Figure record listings
□ □ □ □ □ □ □

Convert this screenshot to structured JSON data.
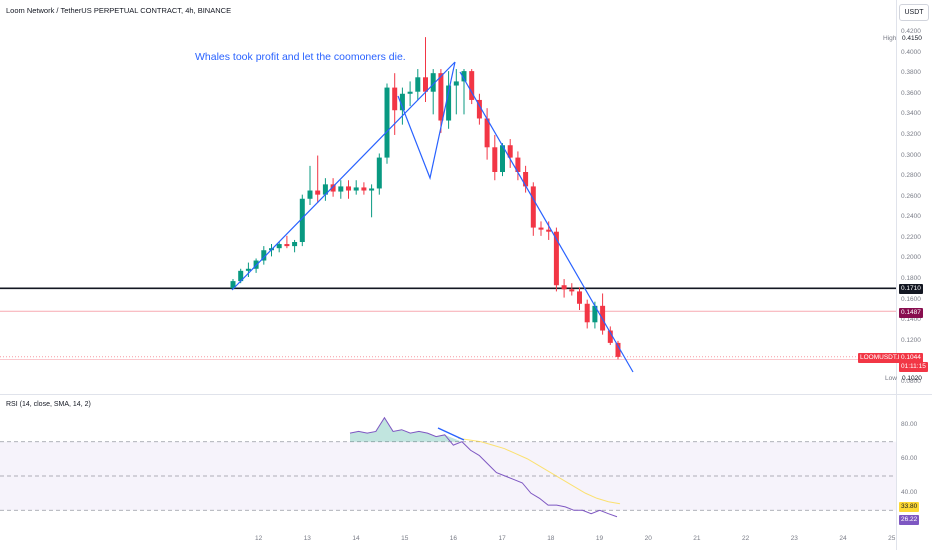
{
  "header": {
    "symbol_title": "Loom Network / TetherUS PERPETUAL CONTRACT, 4h, BINANCE",
    "currency_button": "USDT"
  },
  "annotation": "Whales took profit and let the coomoners die.",
  "price_axis": {
    "ticks": [
      "0.4200",
      "0.4000",
      "0.3800",
      "0.3600",
      "0.3400",
      "0.3200",
      "0.3000",
      "0.2800",
      "0.2600",
      "0.2400",
      "0.2200",
      "0.2000",
      "0.1800",
      "0.1600",
      "0.1400",
      "0.1200",
      "0.1000",
      "0.0800"
    ],
    "high_label": "High",
    "high_value": "0.4150",
    "horizontal_line_value": "0.1710",
    "red_line_value": "0.1487",
    "symbol_tag": "LOOMUSDT.P",
    "last_price": "0.1044",
    "countdown": "01:11:15",
    "low_label": "Low",
    "low_value": "0.1020"
  },
  "rsi": {
    "label": "RSI (14, close, SMA, 14, 2)",
    "ticks": [
      "80.00",
      "60.00",
      "40.00"
    ],
    "sma_value": "33.80",
    "rsi_value": "26.22"
  },
  "time_axis": {
    "ticks": [
      "12",
      "13",
      "14",
      "15",
      "16",
      "17",
      "18",
      "19",
      "20",
      "21",
      "22",
      "23",
      "24",
      "25"
    ]
  },
  "colors": {
    "up": "#089981",
    "down": "#f23645",
    "trendline": "#2962ff",
    "rsi_line": "#7e57c2",
    "rsi_sma": "#fdd835",
    "rsi_band": "#7e57c2"
  },
  "chart_data": {
    "type": "candlestick",
    "title": "Loom Network / TetherUS PERPETUAL CONTRACT, 4h, BINANCE",
    "interval": "4h",
    "x_ticks": [
      "12",
      "13",
      "14",
      "15",
      "16",
      "17",
      "18",
      "19",
      "20",
      "21",
      "22",
      "23",
      "24",
      "25"
    ],
    "ylim": [
      0.08,
      0.42
    ],
    "candles": [
      {
        "o": 0.171,
        "h": 0.18,
        "l": 0.17,
        "c": 0.178
      },
      {
        "o": 0.178,
        "h": 0.19,
        "l": 0.176,
        "c": 0.188
      },
      {
        "o": 0.188,
        "h": 0.196,
        "l": 0.182,
        "c": 0.19
      },
      {
        "o": 0.19,
        "h": 0.2,
        "l": 0.186,
        "c": 0.198
      },
      {
        "o": 0.198,
        "h": 0.212,
        "l": 0.194,
        "c": 0.208
      },
      {
        "o": 0.208,
        "h": 0.214,
        "l": 0.202,
        "c": 0.21
      },
      {
        "o": 0.21,
        "h": 0.216,
        "l": 0.206,
        "c": 0.214
      },
      {
        "o": 0.214,
        "h": 0.222,
        "l": 0.21,
        "c": 0.212
      },
      {
        "o": 0.212,
        "h": 0.218,
        "l": 0.206,
        "c": 0.216
      },
      {
        "o": 0.216,
        "h": 0.262,
        "l": 0.212,
        "c": 0.258
      },
      {
        "o": 0.258,
        "h": 0.29,
        "l": 0.252,
        "c": 0.266
      },
      {
        "o": 0.266,
        "h": 0.3,
        "l": 0.254,
        "c": 0.262
      },
      {
        "o": 0.262,
        "h": 0.278,
        "l": 0.256,
        "c": 0.272
      },
      {
        "o": 0.272,
        "h": 0.278,
        "l": 0.26,
        "c": 0.265
      },
      {
        "o": 0.265,
        "h": 0.276,
        "l": 0.258,
        "c": 0.27
      },
      {
        "o": 0.27,
        "h": 0.276,
        "l": 0.258,
        "c": 0.266
      },
      {
        "o": 0.266,
        "h": 0.276,
        "l": 0.262,
        "c": 0.269
      },
      {
        "o": 0.269,
        "h": 0.274,
        "l": 0.262,
        "c": 0.266
      },
      {
        "o": 0.266,
        "h": 0.272,
        "l": 0.24,
        "c": 0.268
      },
      {
        "o": 0.268,
        "h": 0.302,
        "l": 0.262,
        "c": 0.298
      },
      {
        "o": 0.298,
        "h": 0.37,
        "l": 0.292,
        "c": 0.366
      },
      {
        "o": 0.366,
        "h": 0.38,
        "l": 0.32,
        "c": 0.344
      },
      {
        "o": 0.344,
        "h": 0.366,
        "l": 0.33,
        "c": 0.36
      },
      {
        "o": 0.36,
        "h": 0.372,
        "l": 0.348,
        "c": 0.362
      },
      {
        "o": 0.362,
        "h": 0.384,
        "l": 0.354,
        "c": 0.376
      },
      {
        "o": 0.376,
        "h": 0.415,
        "l": 0.352,
        "c": 0.362
      },
      {
        "o": 0.362,
        "h": 0.384,
        "l": 0.34,
        "c": 0.38
      },
      {
        "o": 0.38,
        "h": 0.384,
        "l": 0.322,
        "c": 0.334
      },
      {
        "o": 0.334,
        "h": 0.382,
        "l": 0.326,
        "c": 0.368
      },
      {
        "o": 0.368,
        "h": 0.384,
        "l": 0.34,
        "c": 0.372
      },
      {
        "o": 0.372,
        "h": 0.384,
        "l": 0.34,
        "c": 0.382
      },
      {
        "o": 0.382,
        "h": 0.384,
        "l": 0.35,
        "c": 0.354
      },
      {
        "o": 0.354,
        "h": 0.36,
        "l": 0.33,
        "c": 0.336
      },
      {
        "o": 0.336,
        "h": 0.346,
        "l": 0.296,
        "c": 0.308
      },
      {
        "o": 0.308,
        "h": 0.32,
        "l": 0.276,
        "c": 0.284
      },
      {
        "o": 0.284,
        "h": 0.312,
        "l": 0.28,
        "c": 0.31
      },
      {
        "o": 0.31,
        "h": 0.316,
        "l": 0.288,
        "c": 0.298
      },
      {
        "o": 0.298,
        "h": 0.304,
        "l": 0.276,
        "c": 0.284
      },
      {
        "o": 0.284,
        "h": 0.29,
        "l": 0.264,
        "c": 0.27
      },
      {
        "o": 0.27,
        "h": 0.274,
        "l": 0.222,
        "c": 0.23
      },
      {
        "o": 0.23,
        "h": 0.236,
        "l": 0.222,
        "c": 0.228
      },
      {
        "o": 0.228,
        "h": 0.236,
        "l": 0.218,
        "c": 0.226
      },
      {
        "o": 0.226,
        "h": 0.23,
        "l": 0.168,
        "c": 0.174
      },
      {
        "o": 0.174,
        "h": 0.18,
        "l": 0.162,
        "c": 0.17
      },
      {
        "o": 0.17,
        "h": 0.176,
        "l": 0.164,
        "c": 0.168
      },
      {
        "o": 0.168,
        "h": 0.172,
        "l": 0.15,
        "c": 0.156
      },
      {
        "o": 0.156,
        "h": 0.16,
        "l": 0.132,
        "c": 0.138
      },
      {
        "o": 0.138,
        "h": 0.158,
        "l": 0.132,
        "c": 0.154
      },
      {
        "o": 0.154,
        "h": 0.166,
        "l": 0.126,
        "c": 0.13
      },
      {
        "o": 0.13,
        "h": 0.134,
        "l": 0.116,
        "c": 0.118
      },
      {
        "o": 0.118,
        "h": 0.12,
        "l": 0.102,
        "c": 0.1044
      }
    ],
    "horizontal_levels": [
      0.171,
      0.1487
    ],
    "rsi": {
      "name": "RSI (14, close, SMA, 14, 2)",
      "ylim": [
        22,
        92
      ],
      "upper_band": 70,
      "lower_band": 30,
      "mid_line": 50,
      "ticks": [
        80,
        60,
        40
      ],
      "rsi_values": [
        75,
        76,
        75,
        76,
        84,
        76,
        77,
        75,
        76,
        75,
        73,
        74,
        68,
        70,
        65,
        62,
        57,
        52,
        50,
        48,
        46,
        40,
        37,
        33,
        33,
        32,
        30,
        30,
        28,
        30,
        28,
        26.22
      ],
      "sma_values": [
        72,
        71,
        70,
        68,
        66,
        63,
        60,
        56,
        52,
        48,
        44,
        40,
        37,
        35,
        33.8
      ],
      "last_rsi": 26.22,
      "last_sma": 33.8
    }
  }
}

□ □ □ □ □ □ □

Search the entries for the word "Network" and gather every line where it appears.

Solution to this exercise -
    "symbol_title": "Loom Network / TetherUS PERPETUAL CONTRACT, 4h, BINANCE",
    "title": "Loom Network / TetherUS PERPETUAL CONTRACT, 4h, BINANCE",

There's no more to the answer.